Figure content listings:
------------------------------------------------
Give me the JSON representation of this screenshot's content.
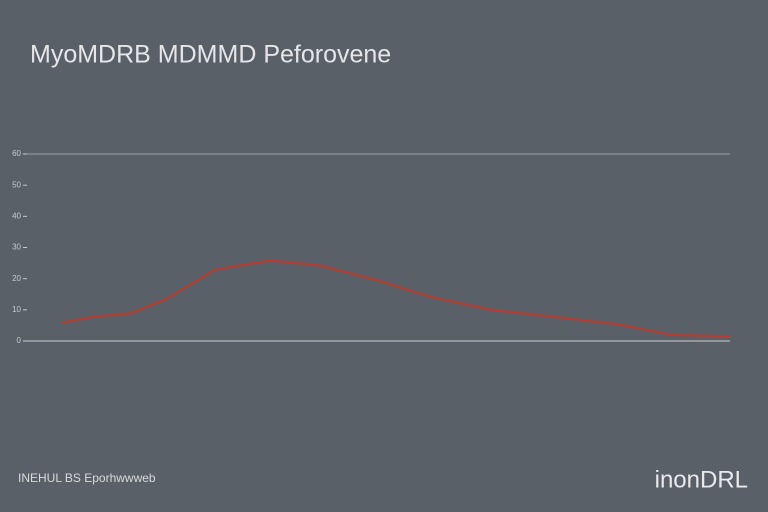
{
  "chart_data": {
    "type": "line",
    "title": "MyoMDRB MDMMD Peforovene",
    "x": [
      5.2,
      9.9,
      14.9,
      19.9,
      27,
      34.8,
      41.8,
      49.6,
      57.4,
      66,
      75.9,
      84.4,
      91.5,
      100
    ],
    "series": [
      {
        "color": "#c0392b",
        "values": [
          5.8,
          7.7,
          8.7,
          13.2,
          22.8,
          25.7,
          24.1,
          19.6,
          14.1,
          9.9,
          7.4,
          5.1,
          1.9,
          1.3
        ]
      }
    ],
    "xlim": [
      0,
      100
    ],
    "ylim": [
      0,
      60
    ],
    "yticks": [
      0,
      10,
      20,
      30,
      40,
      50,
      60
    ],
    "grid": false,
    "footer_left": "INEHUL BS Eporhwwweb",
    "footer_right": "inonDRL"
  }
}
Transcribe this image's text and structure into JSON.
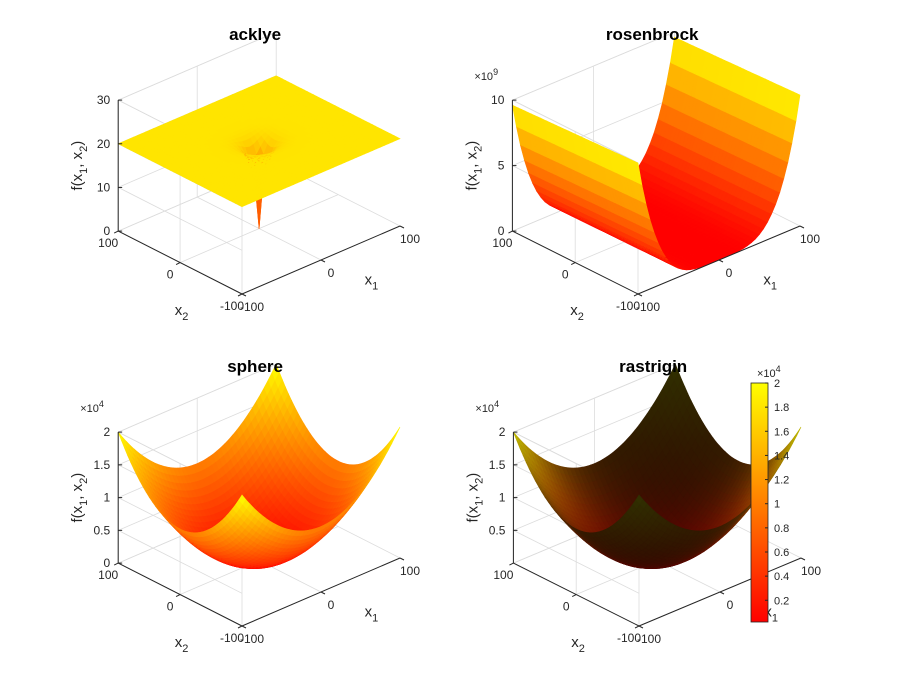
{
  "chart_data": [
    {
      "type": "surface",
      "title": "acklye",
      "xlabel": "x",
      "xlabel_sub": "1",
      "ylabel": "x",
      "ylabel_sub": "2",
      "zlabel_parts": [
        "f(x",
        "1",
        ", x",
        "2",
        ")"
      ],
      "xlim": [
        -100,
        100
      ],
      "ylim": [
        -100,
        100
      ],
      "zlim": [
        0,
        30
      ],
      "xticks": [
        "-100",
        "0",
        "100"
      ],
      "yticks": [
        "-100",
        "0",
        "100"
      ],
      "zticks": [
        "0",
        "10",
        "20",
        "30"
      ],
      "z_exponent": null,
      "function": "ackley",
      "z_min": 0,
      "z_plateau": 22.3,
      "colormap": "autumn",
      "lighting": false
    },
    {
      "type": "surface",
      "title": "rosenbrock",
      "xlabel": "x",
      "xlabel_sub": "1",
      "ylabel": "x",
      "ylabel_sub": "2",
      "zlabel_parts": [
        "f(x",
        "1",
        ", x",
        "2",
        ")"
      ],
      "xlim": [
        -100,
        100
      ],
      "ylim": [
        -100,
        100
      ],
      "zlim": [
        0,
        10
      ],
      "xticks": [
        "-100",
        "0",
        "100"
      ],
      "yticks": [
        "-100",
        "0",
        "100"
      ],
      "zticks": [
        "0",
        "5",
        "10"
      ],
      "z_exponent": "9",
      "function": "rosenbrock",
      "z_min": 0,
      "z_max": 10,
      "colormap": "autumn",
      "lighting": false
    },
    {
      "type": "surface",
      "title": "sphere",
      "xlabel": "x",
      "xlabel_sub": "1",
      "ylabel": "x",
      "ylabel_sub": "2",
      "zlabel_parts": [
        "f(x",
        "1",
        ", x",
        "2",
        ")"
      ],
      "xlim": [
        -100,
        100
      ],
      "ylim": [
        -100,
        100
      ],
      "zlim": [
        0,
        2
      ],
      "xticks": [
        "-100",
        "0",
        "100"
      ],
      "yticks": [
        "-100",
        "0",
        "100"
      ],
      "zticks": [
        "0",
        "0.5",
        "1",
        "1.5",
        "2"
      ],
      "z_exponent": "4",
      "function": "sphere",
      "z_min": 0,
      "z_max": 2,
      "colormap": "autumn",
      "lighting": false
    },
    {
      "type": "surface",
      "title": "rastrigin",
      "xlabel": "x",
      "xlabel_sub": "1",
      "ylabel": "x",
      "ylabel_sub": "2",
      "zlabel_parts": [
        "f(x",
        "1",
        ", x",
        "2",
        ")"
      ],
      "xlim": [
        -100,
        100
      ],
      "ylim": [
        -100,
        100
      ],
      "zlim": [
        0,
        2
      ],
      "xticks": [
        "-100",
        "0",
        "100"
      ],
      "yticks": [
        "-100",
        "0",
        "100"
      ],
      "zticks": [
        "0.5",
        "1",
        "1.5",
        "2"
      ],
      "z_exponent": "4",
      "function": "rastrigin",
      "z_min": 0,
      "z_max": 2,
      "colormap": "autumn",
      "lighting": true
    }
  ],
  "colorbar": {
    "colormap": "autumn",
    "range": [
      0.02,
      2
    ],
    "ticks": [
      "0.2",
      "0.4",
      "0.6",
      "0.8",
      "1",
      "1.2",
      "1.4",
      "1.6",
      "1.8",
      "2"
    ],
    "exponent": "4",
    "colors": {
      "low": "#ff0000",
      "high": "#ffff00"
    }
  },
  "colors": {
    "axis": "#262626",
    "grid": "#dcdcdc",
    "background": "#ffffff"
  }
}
------------------------------------------------
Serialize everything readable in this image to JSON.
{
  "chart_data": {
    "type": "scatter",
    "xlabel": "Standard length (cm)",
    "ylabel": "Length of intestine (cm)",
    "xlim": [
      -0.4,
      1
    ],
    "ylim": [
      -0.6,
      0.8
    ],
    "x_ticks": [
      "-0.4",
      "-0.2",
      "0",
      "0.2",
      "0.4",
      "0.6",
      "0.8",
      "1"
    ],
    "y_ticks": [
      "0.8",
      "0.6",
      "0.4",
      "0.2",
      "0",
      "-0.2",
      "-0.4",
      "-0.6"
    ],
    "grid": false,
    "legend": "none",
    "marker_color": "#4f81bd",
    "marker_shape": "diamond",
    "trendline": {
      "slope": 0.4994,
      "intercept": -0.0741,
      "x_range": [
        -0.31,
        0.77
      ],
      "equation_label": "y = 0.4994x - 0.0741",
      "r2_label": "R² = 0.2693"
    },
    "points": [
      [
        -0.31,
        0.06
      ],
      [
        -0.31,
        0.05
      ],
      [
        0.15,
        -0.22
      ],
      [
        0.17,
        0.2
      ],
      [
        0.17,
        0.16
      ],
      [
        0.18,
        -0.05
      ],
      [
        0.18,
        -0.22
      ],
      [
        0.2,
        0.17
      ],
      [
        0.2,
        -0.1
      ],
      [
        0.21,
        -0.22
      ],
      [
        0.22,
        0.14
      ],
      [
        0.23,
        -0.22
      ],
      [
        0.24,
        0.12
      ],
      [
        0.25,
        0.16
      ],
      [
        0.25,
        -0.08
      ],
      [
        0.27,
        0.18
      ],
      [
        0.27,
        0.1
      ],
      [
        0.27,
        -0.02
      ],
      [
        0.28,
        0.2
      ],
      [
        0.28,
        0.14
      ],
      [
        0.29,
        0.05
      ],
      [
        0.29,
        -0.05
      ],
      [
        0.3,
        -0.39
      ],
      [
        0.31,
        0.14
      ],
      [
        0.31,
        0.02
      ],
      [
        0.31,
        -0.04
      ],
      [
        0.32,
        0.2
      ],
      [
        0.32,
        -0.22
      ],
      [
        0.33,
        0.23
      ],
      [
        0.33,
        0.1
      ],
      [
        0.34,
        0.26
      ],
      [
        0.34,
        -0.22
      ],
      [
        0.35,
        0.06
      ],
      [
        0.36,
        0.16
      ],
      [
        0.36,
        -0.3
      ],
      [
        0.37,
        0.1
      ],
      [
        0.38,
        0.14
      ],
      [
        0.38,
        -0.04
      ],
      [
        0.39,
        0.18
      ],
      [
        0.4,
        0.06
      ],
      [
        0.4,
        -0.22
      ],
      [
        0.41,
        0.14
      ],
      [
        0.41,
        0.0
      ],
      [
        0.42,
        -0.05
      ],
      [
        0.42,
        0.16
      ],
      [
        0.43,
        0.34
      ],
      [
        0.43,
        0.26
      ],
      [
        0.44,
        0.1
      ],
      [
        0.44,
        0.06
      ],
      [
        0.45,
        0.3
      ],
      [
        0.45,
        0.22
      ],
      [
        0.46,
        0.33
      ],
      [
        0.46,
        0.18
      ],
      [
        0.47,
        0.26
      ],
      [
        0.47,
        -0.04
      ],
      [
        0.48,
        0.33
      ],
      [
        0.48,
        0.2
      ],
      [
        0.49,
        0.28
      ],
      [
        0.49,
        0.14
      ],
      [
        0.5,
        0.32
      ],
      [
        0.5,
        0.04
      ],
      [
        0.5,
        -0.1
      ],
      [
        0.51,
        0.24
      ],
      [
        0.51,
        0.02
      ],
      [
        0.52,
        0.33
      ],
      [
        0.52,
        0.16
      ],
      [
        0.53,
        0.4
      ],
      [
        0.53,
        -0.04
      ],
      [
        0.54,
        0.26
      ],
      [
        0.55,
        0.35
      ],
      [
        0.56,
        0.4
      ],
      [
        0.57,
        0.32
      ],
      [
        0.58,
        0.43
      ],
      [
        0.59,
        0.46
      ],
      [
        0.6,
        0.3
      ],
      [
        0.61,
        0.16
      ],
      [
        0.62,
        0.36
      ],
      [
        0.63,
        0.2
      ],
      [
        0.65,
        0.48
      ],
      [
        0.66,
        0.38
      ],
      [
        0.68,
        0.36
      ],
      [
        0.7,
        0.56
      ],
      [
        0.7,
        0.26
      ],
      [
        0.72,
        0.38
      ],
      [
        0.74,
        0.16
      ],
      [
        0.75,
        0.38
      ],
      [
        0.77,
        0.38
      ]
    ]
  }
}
------------------------------------------------
_Exercise aim_: In the records above, how many lines contain the word "image"? Give the number alone.

_Task response_: 2